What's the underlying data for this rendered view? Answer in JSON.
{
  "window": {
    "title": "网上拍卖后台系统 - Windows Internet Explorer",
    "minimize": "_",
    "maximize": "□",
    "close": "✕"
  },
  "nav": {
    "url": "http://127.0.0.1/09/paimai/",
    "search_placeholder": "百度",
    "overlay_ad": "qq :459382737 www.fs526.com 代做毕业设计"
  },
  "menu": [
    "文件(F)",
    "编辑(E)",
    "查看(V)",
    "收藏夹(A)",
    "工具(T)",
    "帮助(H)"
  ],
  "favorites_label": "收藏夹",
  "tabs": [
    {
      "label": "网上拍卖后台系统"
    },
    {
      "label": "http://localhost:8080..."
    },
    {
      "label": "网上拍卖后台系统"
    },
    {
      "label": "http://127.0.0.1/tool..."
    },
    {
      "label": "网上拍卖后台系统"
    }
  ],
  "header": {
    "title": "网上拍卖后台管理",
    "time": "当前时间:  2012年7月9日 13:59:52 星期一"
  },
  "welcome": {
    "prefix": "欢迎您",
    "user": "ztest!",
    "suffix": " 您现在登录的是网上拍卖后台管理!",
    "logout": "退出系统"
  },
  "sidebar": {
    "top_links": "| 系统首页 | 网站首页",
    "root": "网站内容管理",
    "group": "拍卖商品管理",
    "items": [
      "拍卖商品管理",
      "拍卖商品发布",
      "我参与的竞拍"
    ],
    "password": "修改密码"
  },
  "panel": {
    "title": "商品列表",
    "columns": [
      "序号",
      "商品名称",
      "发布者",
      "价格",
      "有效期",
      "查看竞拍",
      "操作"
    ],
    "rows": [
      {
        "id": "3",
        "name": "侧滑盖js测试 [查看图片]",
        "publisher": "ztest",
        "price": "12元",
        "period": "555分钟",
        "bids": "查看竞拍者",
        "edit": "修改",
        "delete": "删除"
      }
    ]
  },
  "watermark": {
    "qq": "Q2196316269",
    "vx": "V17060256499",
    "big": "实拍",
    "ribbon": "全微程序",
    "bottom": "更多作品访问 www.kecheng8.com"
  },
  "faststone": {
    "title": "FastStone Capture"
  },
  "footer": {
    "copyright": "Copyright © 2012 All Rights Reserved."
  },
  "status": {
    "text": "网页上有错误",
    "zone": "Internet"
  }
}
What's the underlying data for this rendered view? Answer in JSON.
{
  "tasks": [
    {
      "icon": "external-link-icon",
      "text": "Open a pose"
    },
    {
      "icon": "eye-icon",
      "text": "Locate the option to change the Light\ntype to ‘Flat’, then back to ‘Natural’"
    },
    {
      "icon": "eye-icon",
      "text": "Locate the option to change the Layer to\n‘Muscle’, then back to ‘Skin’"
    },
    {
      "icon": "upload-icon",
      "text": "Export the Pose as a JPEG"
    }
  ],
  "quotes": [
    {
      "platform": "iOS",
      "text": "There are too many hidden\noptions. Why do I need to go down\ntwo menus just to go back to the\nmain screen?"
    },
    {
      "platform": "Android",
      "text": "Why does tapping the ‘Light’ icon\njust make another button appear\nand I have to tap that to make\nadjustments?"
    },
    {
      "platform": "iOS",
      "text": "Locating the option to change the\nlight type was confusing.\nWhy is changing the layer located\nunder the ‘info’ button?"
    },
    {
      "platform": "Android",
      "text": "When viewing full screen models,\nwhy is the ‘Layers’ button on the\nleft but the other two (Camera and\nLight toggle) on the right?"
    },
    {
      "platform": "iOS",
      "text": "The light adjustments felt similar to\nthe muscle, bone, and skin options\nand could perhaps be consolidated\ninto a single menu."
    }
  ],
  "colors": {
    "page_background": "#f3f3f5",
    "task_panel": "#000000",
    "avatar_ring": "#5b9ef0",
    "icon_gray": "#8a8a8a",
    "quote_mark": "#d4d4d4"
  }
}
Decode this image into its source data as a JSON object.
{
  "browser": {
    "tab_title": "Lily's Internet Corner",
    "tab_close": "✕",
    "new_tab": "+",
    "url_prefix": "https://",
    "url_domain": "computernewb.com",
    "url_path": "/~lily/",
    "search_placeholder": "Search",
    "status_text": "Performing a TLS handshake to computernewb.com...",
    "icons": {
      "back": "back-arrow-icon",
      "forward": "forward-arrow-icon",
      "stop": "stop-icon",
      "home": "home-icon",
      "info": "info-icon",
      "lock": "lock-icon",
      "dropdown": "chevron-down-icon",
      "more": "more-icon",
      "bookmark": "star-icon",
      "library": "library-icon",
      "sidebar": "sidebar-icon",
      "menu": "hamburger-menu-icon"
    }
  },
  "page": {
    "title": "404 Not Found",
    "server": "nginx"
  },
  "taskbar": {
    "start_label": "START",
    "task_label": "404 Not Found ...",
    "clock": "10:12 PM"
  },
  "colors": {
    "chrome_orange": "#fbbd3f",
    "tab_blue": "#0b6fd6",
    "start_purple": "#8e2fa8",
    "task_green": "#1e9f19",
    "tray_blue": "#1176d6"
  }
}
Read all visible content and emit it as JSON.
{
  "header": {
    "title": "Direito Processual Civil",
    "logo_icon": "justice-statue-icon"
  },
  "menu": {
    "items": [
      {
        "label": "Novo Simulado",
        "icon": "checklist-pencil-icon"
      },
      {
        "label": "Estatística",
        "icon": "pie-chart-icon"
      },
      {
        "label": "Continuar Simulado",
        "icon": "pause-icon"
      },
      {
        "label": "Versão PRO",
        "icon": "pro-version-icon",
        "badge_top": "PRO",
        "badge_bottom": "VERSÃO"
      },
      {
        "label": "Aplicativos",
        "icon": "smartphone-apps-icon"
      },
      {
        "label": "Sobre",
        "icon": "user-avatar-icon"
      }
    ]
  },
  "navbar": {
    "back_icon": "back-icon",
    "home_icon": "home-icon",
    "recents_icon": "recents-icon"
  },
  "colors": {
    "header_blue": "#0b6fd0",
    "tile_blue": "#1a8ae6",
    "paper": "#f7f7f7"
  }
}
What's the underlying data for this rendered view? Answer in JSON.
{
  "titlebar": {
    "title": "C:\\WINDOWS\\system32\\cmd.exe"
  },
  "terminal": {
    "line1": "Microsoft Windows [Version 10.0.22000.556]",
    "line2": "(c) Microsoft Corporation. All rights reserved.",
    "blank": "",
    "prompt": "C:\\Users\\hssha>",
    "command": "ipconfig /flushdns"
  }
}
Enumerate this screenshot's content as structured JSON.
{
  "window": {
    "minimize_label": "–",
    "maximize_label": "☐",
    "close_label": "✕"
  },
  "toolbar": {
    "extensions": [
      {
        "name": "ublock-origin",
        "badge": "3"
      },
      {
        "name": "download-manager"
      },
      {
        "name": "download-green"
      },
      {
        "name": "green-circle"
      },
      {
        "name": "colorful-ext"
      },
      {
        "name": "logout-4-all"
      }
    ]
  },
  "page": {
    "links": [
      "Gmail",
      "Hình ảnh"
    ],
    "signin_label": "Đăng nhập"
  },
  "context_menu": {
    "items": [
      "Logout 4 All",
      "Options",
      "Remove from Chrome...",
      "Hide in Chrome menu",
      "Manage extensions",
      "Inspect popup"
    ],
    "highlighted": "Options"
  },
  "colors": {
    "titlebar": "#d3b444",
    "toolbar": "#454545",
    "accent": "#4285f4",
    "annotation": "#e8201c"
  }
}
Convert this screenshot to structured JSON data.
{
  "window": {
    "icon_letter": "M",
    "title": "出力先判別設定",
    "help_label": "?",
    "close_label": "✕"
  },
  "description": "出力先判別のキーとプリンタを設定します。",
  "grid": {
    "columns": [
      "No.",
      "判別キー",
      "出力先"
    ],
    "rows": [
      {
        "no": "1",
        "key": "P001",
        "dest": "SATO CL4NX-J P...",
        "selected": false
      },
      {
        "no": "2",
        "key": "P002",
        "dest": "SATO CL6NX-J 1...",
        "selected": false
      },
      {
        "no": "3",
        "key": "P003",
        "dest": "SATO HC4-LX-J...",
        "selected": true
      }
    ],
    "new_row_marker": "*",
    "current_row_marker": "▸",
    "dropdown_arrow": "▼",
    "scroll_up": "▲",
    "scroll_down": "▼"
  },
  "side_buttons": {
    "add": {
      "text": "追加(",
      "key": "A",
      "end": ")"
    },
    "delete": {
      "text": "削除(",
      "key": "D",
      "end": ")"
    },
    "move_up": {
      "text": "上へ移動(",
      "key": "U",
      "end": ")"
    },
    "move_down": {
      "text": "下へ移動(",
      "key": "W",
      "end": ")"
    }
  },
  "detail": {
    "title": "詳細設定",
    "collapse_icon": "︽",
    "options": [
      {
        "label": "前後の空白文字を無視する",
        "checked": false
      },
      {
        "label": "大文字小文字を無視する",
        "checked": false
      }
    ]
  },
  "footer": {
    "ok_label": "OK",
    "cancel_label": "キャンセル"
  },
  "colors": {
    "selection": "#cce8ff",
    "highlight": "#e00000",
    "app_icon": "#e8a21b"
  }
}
○ ○ ○ ○ ○ ○ ○
What is required: Count every line in the data that contains the word "computernewb", then give that count and nothing else.

Correct answer: 2